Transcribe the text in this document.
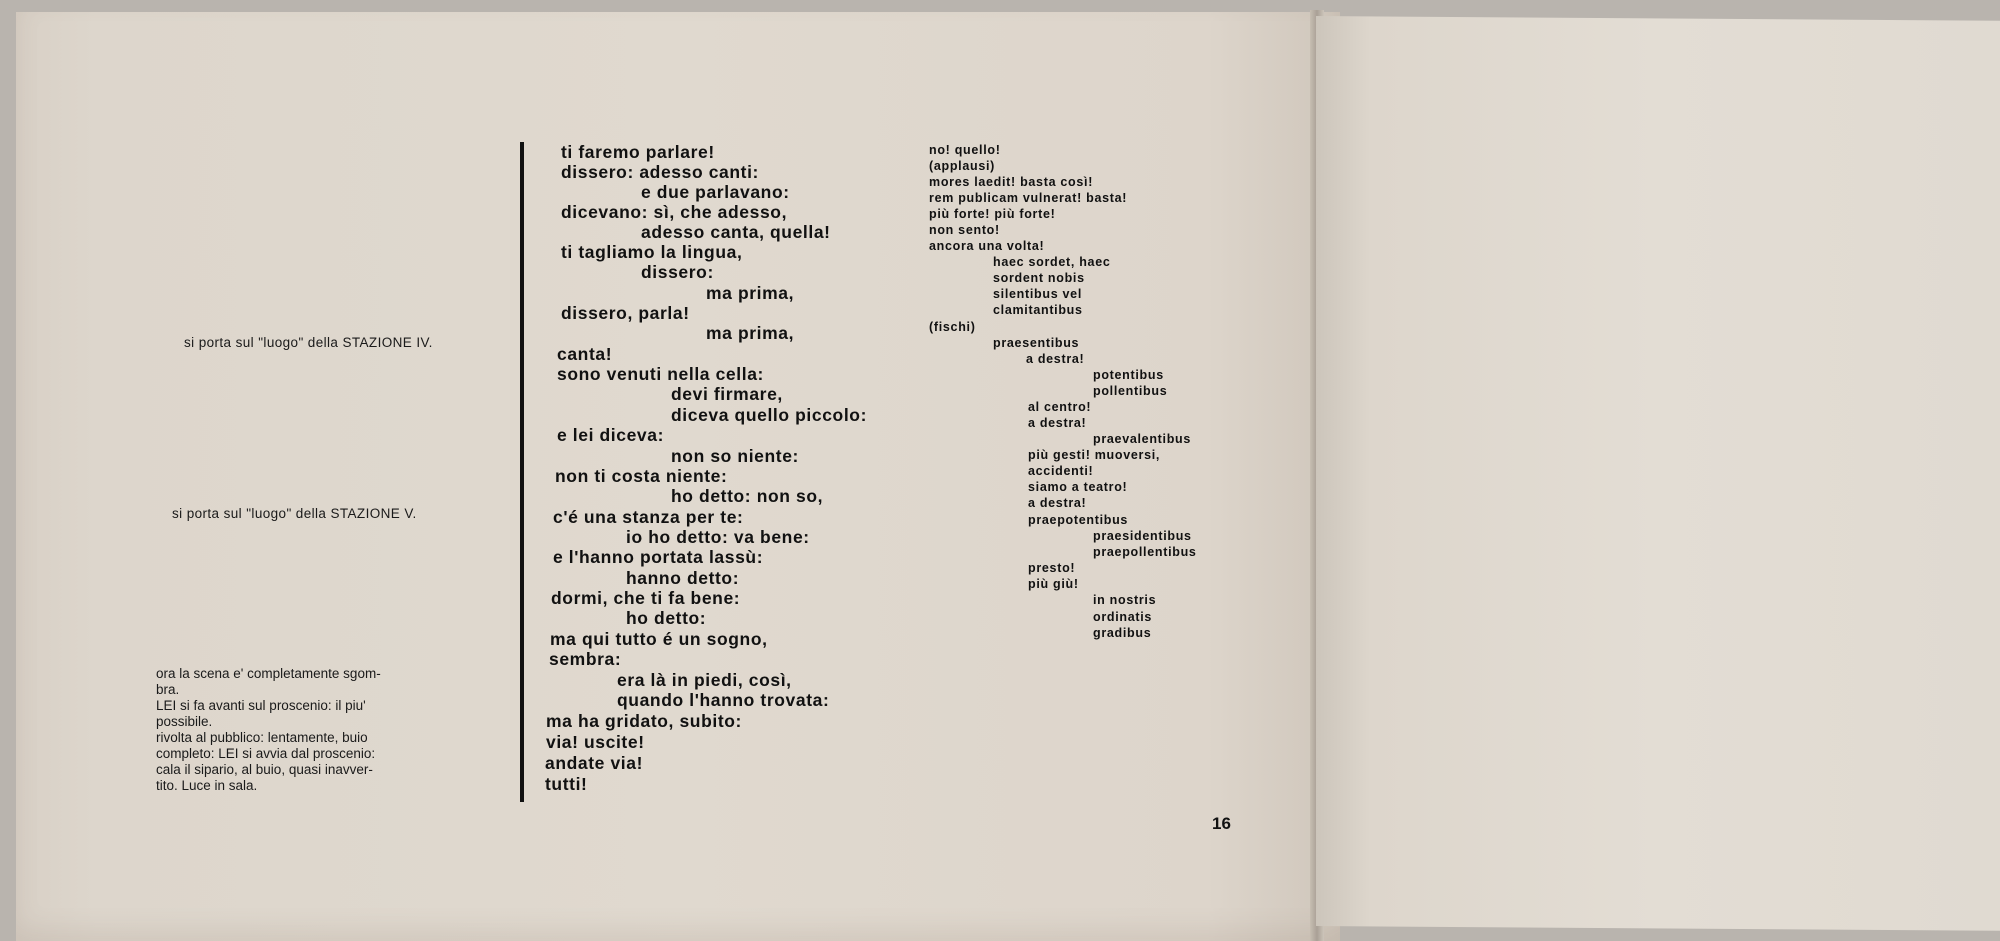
si porta sul "luogo" della STAZIONE IV.
si porta sul "luogo" della STAZIONE V.
ora la scena e' completamente sgom-
bra.
LEI si fa avanti sul proscenio: il piu'
possibile.
rivolta al pubblico: lentamente, buio
completo: LEI si avvia dal proscenio:
cala il sipario, al buio, quasi inavver-
tito. Luce in sala.
ti faremo parlare!
dissero: adesso canti:
e due parlavano:
dicevano: sì, che adesso,
adesso canta, quella!
ti tagliamo la lingua,
dissero:
ma prima,
dissero, parla!
ma prima,
canta!
sono venuti nella cella:
devi firmare,
diceva quello piccolo:
e lei diceva:
non so niente:
non ti costa niente:
ho detto: non so,
c'é una stanza per te:
io ho detto: va bene:
e l'hanno portata lassù:
hanno detto:
dormi, che ti fa bene:
ho detto:
ma qui tutto é un sogno,
sembra:
era là in piedi, così,
quando l'hanno trovata:
ma ha gridato, subito:
via! uscite!
andate via!
tutti!
no! quello!
(applausi)
mores laedit! basta così!
rem publicam vulnerat! basta!
più forte! più forte!
non sento!
ancora una volta!
haec sordet, haec
sordent nobis
silentibus vel
clamitantibus
(fischi)
praesentibus
a destra!
potentibus
pollentibus
al centro!
a destra!
praevalentibus
più gesti! muoversi,
accidenti!
siamo a teatro!
a destra!
praepotentibus
praesidentibus
praepollentibus
presto!
più giù!
in nostris
ordinatis
gradibus
16
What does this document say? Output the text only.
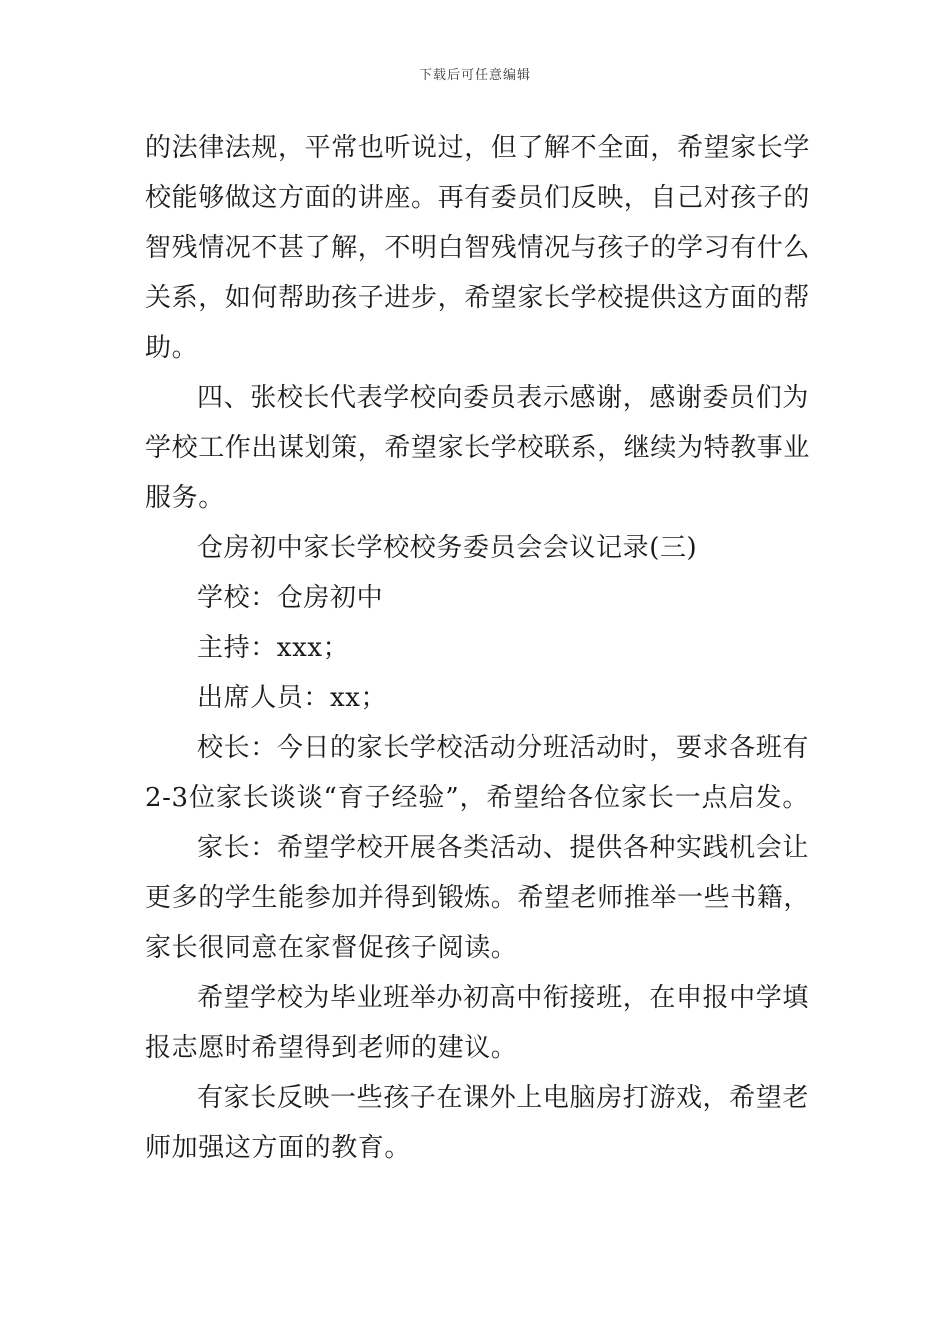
下载后可任意编辑
的法律法规，平常也听说过，但了解不全面，希望家长学
校能够做这方面的讲座。再有委员们反映，自己对孩子的
智残情况不甚了解，不明白智残情况与孩子的学习有什么
关系，如何帮助孩子进步，希望家长学校提供这方面的帮
助。
四、张校长代表学校向委员表示感谢，感谢委员们为
学校工作出谋划策，希望家长学校联系，继续为特教事业
服务。
仓房初中家长学校校务委员会会议记录(三)
学校：仓房初中
主持：xxx；
出席人员：xx；
校长：今日的家长学校活动分班活动时，要求各班有
2-3位家长谈谈“育子经验”，希望给各位家长一点启发。
家长：希望学校开展各类活动、提供各种实践机会让
更多的学生能参加并得到锻炼。希望老师推举一些书籍，
家长很同意在家督促孩子阅读。
希望学校为毕业班举办初高中衔接班，在申报中学填
报志愿时希望得到老师的建议。
有家长反映一些孩子在课外上电脑房打游戏，希望老
师加强这方面的教育。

══════════════════════════════

Objective —
Your answer should be one number: how many lines in the material above contain the string "bene".

Solution for this problem —
2